◆ Required task ◆
Pull out every line in the data that has the string "ylabel" in it.

[Rows from a figure dataset]

+-------+

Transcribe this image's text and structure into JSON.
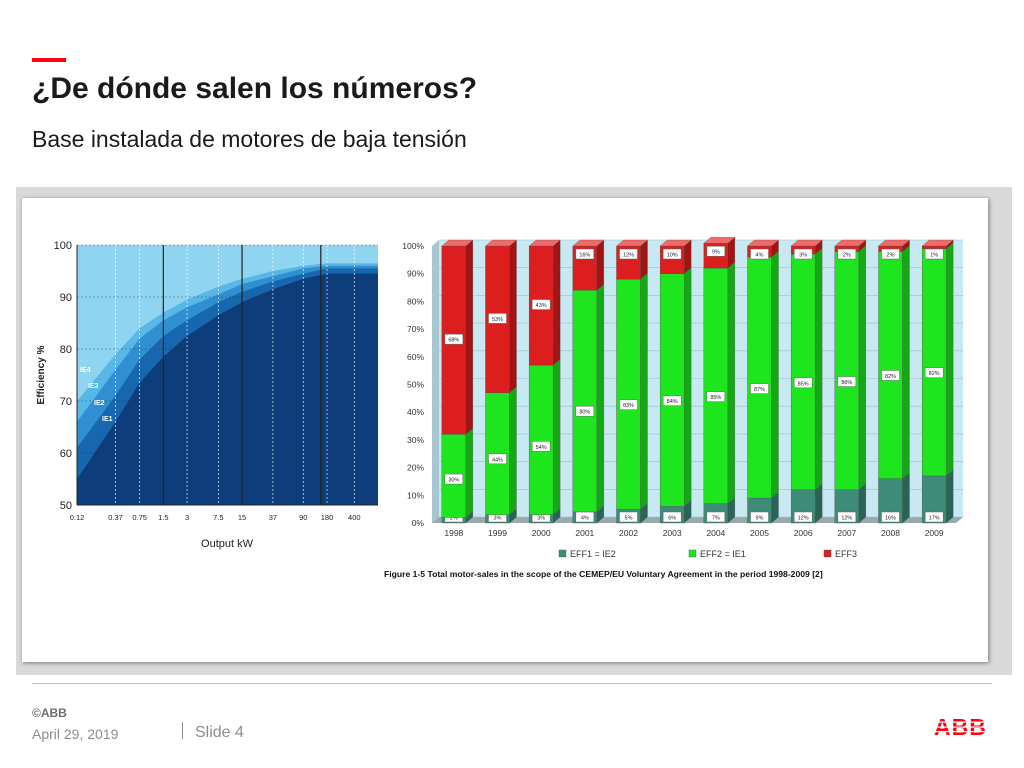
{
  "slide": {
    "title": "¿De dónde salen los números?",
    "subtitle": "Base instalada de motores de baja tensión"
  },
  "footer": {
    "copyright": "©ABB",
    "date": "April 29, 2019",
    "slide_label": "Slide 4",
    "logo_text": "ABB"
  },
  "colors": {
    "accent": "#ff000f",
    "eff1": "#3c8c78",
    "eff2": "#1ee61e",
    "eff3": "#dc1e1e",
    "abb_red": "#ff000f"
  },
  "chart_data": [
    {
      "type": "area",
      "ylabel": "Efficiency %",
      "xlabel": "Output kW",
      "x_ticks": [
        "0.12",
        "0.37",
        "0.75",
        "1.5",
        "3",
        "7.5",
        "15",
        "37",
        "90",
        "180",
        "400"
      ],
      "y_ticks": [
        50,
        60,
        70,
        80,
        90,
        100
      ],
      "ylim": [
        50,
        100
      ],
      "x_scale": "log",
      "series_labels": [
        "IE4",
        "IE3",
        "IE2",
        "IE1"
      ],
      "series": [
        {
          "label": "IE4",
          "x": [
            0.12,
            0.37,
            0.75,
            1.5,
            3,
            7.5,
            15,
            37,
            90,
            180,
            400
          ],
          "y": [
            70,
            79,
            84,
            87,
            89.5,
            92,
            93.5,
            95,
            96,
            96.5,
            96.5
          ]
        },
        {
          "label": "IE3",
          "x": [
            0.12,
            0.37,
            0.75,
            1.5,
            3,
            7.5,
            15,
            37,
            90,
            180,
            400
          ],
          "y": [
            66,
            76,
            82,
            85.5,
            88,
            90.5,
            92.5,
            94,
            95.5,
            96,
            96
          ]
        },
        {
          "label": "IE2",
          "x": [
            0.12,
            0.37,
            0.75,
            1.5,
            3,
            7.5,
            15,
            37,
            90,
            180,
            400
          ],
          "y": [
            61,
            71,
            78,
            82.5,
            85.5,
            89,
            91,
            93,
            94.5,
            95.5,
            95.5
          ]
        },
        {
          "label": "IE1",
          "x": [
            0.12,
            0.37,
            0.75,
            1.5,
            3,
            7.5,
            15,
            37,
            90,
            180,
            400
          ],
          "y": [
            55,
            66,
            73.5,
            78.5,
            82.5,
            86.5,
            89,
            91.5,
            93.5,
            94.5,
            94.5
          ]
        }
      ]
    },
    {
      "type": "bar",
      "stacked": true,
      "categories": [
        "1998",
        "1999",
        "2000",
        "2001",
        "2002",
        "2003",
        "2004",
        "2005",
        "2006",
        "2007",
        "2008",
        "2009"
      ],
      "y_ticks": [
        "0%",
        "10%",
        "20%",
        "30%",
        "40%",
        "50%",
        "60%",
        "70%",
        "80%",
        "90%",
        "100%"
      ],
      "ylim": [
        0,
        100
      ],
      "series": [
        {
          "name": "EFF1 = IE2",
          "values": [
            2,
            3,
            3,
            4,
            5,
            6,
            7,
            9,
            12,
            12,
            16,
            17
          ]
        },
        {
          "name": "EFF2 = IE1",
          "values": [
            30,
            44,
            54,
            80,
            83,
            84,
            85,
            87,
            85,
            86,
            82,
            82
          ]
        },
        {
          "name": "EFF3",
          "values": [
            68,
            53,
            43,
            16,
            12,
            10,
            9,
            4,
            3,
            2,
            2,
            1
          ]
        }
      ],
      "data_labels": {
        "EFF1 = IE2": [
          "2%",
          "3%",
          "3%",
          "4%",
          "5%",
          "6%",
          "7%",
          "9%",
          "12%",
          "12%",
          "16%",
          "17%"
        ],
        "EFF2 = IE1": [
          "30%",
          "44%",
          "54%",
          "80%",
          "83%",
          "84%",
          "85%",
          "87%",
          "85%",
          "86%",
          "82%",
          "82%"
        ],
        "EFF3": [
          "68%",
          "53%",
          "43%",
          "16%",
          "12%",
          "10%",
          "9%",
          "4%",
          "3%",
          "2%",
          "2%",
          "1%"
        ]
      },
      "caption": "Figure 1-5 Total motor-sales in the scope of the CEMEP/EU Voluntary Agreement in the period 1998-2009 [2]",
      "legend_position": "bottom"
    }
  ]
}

+-------+

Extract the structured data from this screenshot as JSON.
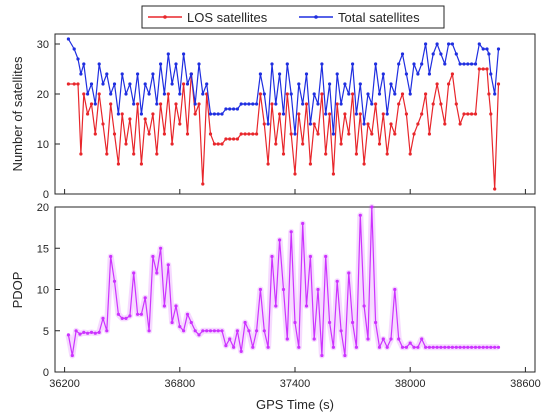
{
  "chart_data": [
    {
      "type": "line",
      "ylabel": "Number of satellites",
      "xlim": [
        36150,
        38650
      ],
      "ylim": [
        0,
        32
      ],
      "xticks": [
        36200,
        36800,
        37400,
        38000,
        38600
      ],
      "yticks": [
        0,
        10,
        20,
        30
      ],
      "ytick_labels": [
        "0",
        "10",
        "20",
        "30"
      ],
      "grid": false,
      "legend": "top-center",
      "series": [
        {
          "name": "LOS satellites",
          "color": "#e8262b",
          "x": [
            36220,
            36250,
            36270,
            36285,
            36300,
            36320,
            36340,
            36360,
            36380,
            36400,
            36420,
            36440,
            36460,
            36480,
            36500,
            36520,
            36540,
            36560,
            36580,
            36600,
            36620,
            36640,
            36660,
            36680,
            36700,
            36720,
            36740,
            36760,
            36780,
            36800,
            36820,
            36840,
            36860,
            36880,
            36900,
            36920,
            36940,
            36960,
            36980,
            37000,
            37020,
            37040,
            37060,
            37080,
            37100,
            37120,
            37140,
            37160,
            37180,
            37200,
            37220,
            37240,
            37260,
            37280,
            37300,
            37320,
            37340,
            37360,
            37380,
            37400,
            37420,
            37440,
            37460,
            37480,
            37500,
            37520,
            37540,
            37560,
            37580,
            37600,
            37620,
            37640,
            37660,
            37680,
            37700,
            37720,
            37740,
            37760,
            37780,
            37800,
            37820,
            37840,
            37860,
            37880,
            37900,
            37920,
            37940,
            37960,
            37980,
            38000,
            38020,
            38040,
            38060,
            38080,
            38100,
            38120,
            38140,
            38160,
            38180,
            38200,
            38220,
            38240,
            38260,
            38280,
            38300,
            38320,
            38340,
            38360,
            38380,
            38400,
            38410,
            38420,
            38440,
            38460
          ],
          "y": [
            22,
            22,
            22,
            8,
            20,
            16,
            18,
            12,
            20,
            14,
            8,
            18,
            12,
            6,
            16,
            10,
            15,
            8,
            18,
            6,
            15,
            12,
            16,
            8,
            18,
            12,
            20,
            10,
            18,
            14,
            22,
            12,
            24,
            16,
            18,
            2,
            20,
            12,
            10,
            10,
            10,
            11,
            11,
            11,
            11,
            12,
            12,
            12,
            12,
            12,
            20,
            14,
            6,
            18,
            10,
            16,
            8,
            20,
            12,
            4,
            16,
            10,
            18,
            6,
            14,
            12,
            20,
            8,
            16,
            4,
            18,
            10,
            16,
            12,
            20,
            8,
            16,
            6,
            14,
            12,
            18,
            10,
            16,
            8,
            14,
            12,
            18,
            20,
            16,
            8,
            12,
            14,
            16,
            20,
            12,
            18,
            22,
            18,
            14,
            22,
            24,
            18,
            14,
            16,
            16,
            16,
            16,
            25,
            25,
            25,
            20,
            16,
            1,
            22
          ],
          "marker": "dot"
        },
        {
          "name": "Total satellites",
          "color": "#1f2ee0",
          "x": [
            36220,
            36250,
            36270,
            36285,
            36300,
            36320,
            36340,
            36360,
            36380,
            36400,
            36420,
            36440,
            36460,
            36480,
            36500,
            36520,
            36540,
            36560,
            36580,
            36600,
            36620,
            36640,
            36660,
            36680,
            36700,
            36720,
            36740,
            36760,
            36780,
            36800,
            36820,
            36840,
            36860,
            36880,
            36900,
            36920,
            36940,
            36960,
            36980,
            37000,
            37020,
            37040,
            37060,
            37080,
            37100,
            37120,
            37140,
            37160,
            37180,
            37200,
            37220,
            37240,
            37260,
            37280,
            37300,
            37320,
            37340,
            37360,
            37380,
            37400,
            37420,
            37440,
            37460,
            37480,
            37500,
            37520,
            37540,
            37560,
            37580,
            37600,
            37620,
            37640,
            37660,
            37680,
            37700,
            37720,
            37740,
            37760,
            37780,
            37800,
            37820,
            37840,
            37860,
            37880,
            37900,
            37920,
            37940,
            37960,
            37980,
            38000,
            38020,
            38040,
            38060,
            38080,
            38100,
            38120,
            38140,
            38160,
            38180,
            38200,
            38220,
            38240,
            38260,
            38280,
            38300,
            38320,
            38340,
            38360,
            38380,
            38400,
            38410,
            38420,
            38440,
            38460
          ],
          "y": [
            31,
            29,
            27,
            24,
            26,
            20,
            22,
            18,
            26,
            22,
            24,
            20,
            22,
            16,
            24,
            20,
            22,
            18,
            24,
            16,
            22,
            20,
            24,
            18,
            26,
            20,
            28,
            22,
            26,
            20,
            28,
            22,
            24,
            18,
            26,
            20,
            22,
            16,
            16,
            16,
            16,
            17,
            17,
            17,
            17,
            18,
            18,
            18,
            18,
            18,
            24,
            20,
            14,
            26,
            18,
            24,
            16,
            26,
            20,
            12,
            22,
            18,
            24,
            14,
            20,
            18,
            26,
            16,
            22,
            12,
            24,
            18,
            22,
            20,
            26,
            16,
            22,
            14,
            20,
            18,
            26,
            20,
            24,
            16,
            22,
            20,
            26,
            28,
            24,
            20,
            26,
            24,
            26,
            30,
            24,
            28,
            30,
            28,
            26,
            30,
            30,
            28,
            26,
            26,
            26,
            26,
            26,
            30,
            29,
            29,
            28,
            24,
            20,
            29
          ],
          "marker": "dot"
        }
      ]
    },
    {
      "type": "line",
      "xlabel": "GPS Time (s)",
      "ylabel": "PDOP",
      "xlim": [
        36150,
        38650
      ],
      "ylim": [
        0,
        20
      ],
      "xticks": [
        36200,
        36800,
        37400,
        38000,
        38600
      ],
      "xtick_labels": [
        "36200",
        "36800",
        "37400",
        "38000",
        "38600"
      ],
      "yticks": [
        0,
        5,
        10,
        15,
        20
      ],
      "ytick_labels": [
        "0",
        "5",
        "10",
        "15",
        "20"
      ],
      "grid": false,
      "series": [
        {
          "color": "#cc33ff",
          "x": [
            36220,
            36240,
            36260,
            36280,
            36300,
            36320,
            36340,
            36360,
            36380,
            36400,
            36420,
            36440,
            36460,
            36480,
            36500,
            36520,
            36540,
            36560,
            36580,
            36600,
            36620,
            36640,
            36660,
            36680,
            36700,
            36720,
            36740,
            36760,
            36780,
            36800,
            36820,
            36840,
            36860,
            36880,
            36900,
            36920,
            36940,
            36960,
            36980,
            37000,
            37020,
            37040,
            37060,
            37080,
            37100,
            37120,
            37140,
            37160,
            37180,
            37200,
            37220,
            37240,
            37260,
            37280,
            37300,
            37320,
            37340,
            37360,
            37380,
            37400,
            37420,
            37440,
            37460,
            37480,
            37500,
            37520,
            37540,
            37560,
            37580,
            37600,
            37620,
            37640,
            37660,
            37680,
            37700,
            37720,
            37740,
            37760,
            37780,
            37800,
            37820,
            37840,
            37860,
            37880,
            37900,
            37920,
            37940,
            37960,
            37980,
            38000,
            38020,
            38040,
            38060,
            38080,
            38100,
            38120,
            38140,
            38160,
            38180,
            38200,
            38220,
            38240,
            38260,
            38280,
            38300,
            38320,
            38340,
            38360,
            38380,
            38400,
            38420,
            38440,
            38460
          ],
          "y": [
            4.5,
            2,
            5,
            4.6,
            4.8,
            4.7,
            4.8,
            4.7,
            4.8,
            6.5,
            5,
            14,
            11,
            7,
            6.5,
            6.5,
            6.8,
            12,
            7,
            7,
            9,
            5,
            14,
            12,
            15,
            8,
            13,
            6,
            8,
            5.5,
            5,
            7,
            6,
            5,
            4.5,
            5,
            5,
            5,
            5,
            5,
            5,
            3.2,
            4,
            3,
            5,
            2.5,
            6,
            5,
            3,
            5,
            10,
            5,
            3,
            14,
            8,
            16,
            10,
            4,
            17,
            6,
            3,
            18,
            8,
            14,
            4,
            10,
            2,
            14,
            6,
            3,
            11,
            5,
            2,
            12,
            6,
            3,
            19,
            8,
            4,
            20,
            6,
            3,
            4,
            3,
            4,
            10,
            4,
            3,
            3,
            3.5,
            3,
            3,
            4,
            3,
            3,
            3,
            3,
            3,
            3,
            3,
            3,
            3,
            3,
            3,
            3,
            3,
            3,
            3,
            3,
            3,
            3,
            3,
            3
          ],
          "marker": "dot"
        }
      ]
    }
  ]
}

+-------+

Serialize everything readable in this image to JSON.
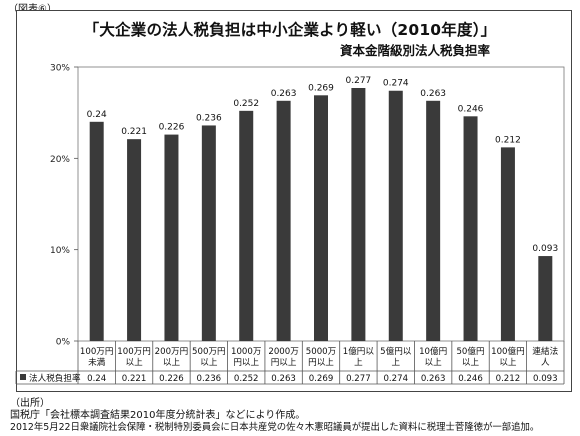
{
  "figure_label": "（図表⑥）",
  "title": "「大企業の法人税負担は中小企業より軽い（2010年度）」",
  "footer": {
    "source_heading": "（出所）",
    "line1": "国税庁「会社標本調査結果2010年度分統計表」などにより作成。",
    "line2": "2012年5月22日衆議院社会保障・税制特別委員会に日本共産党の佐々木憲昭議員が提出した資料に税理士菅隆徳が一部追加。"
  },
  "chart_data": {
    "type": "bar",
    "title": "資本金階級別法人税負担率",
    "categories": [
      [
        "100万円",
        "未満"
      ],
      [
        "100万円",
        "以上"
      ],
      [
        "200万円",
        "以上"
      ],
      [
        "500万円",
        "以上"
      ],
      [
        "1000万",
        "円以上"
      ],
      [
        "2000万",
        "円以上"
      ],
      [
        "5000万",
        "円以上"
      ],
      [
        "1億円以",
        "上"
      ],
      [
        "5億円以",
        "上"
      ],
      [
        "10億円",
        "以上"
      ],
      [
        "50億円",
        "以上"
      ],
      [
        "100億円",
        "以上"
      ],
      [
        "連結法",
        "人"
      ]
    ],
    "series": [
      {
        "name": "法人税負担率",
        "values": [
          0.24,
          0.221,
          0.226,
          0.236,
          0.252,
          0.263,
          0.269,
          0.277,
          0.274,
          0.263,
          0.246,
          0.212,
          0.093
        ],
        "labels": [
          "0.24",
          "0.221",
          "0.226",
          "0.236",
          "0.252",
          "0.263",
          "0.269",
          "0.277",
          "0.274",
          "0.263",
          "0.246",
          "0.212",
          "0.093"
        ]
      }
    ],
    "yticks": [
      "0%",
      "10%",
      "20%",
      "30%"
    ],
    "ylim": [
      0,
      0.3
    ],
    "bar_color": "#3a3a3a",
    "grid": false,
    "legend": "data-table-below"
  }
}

+-------+

◆ Result of this exercise ◆
      "ylabel": "Efficiency %",
      "ylabel": "Number of satellites",
      "ylabel": "PDOP",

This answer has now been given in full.